### TO BE DONE
Gather up all lines that carry the word "dans".
--- begin PROVIDED RECORDS ---
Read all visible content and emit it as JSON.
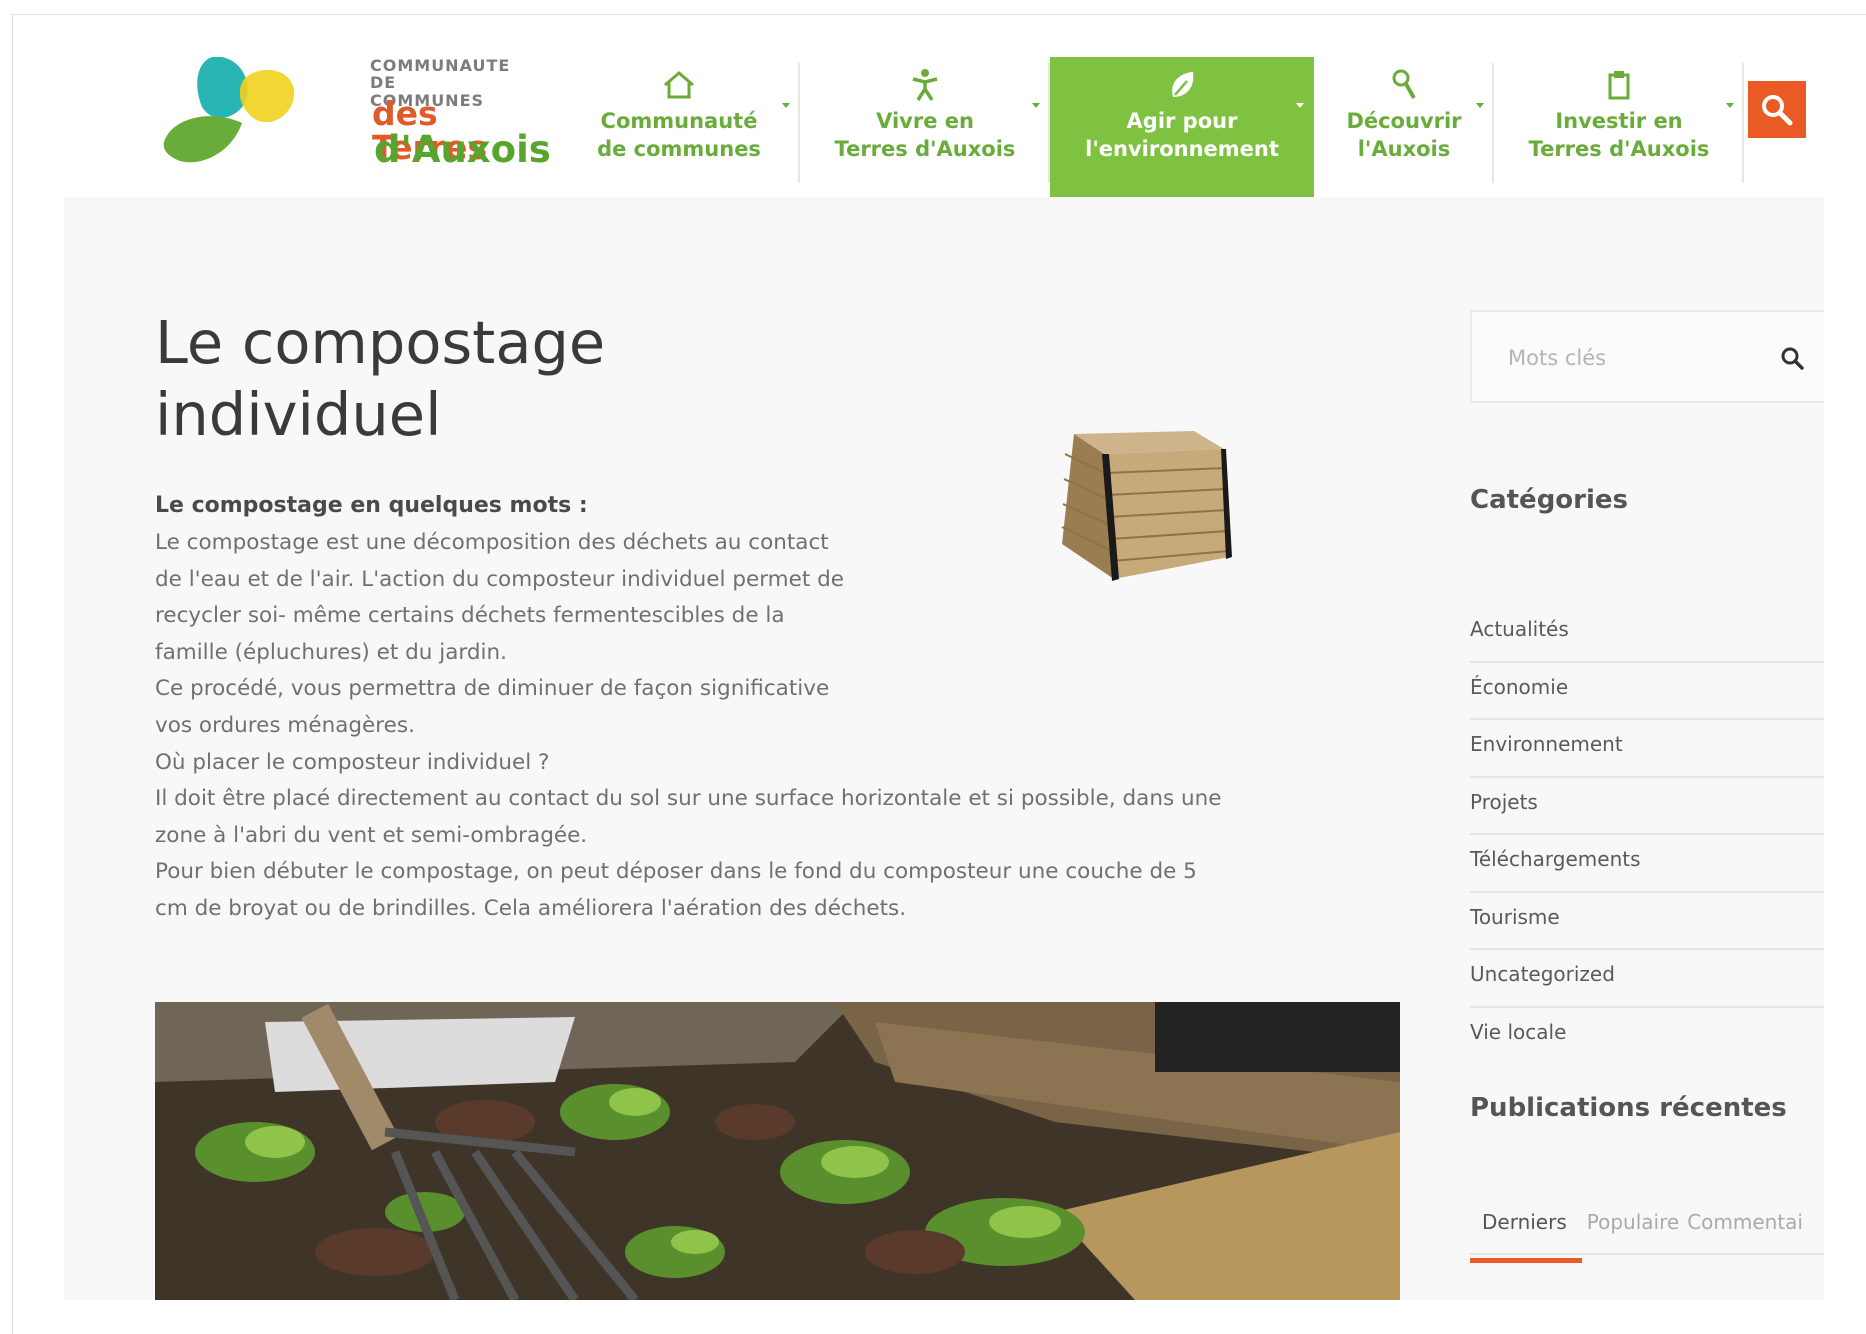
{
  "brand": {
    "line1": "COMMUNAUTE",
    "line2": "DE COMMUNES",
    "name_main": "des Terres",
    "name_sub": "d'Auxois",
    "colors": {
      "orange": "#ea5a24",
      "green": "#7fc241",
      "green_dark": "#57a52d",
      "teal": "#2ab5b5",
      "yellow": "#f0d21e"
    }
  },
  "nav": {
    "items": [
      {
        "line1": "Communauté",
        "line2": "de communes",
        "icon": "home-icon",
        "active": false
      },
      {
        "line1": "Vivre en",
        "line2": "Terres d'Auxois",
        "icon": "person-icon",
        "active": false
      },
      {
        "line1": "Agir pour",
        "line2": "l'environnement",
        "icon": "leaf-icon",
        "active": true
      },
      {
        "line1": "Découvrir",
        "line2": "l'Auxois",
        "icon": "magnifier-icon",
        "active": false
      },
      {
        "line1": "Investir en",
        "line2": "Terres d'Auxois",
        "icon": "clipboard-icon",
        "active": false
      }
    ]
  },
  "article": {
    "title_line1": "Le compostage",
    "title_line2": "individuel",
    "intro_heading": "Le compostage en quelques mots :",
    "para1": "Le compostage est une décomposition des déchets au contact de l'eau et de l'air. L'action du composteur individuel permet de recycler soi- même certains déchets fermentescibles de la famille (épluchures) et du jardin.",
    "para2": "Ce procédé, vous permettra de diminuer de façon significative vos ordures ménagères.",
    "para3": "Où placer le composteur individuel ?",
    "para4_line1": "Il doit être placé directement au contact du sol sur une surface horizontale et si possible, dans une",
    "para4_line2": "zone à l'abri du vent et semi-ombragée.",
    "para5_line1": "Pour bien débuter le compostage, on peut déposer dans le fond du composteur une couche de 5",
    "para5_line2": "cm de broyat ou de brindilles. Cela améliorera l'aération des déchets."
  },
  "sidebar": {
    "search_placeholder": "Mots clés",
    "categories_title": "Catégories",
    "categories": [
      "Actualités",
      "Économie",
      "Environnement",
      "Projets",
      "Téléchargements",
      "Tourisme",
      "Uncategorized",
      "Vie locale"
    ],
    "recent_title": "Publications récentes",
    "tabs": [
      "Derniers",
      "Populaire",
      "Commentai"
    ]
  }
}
--- end PROVIDED RECORDS ---
### EXERCISE RESULT
    "para4_line1": "Il doit être placé directement au contact du sol sur une surface horizontale et si possible, dans une",
    "para5_line1": "Pour bien débuter le compostage, on peut déposer dans le fond du composteur une couche de 5",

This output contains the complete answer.